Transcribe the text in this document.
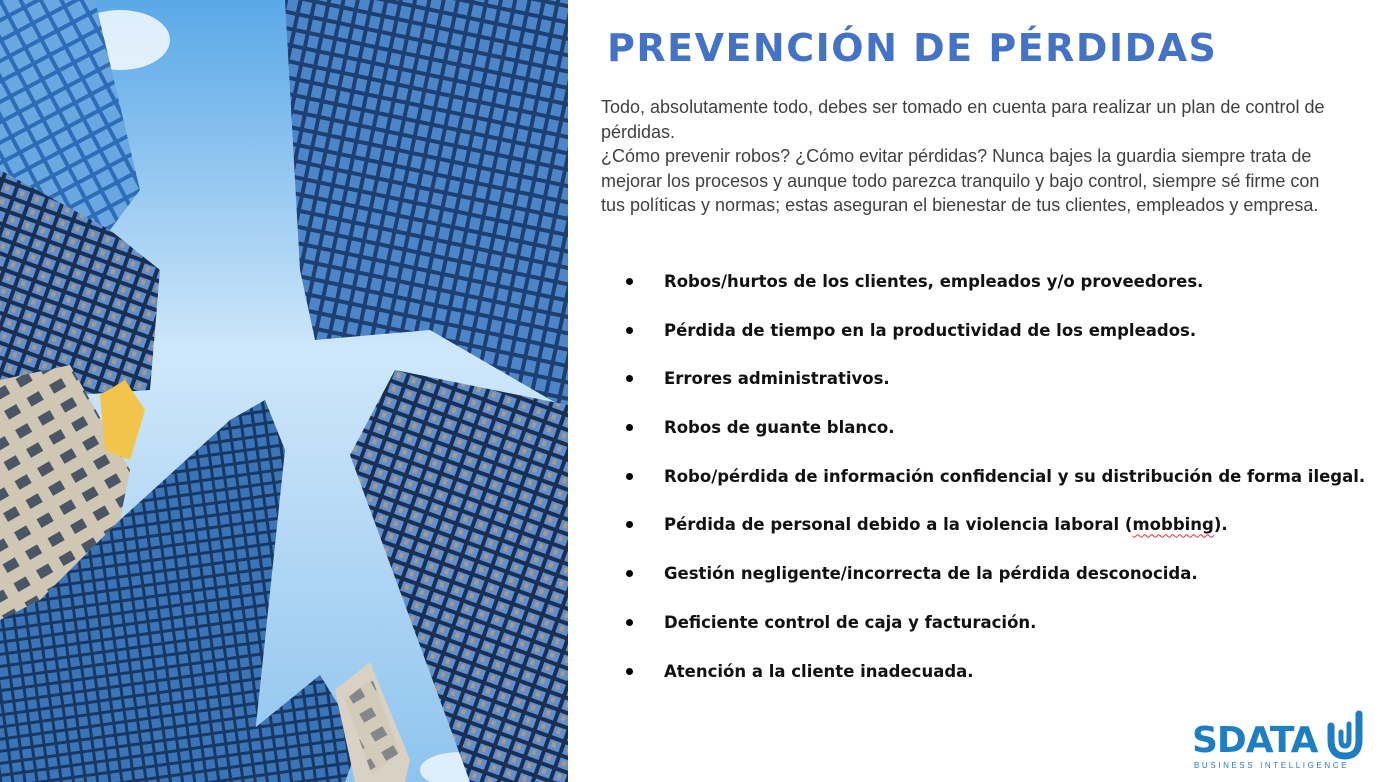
PREVENCIÓN DE PÉRDIDAS

Todo, absolutamente todo, debes ser tomado en cuenta para realizar un plan de control de pérdidas.

¿Cómo prevenir robos? ¿Cómo evitar pérdidas? Nunca bajes la guardia siempre trata de mejorar los procesos y aunque todo parezca tranquilo y bajo control, siempre sé firme con tus políticas y normas; estas aseguran el bienestar de tus clientes, empleados y empresa.

Robos/hurtos de los clientes, empleados y/o proveedores.
Pérdida de tiempo en la productividad de los empleados.
Errores administrativos.
Robos de guante blanco.
Robo/pérdida de información confidencial y su distribución de forma ilegal.
Pérdida de personal debido a la violencia laboral (mobbing).
Gestión negligente/incorrecta de la pérdida desconocida.
Deficiente control de caja y facturación.
Atención a la cliente inadecuada.
SDATA
BUSINESS INTELLIGENCE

> [EXERCISE]:
Repeat each record exactly as shown above, dropping all images.

> [FINISHED EXERCISE]:
Transcribe the text in this document.
PREVENCIÓN DE PÉRDIDAS

Todo, absolutamente todo, debes ser tomado en cuenta para realizar un plan de control de pérdidas.

¿Cómo prevenir robos? ¿Cómo evitar pérdidas? Nunca bajes la guardia siempre trata de mejorar los procesos y aunque todo parezca tranquilo y bajo control, siempre sé firme con tus políticas y normas; estas aseguran el bienestar de tus clientes, empleados y empresa.

Robos/hurtos de los clientes, empleados y/o proveedores.
Pérdida de tiempo en la productividad de los empleados.
Errores administrativos.
Robos de guante blanco.
Robo/pérdida de información confidencial y su distribución de forma ilegal.
Pérdida de personal debido a la violencia laboral (mobbing).
Gestión negligente/incorrecta de la pérdida desconocida.
Deficiente control de caja y facturación.
Atención a la cliente inadecuada.
SDATA
BUSINESS INTELLIGENCE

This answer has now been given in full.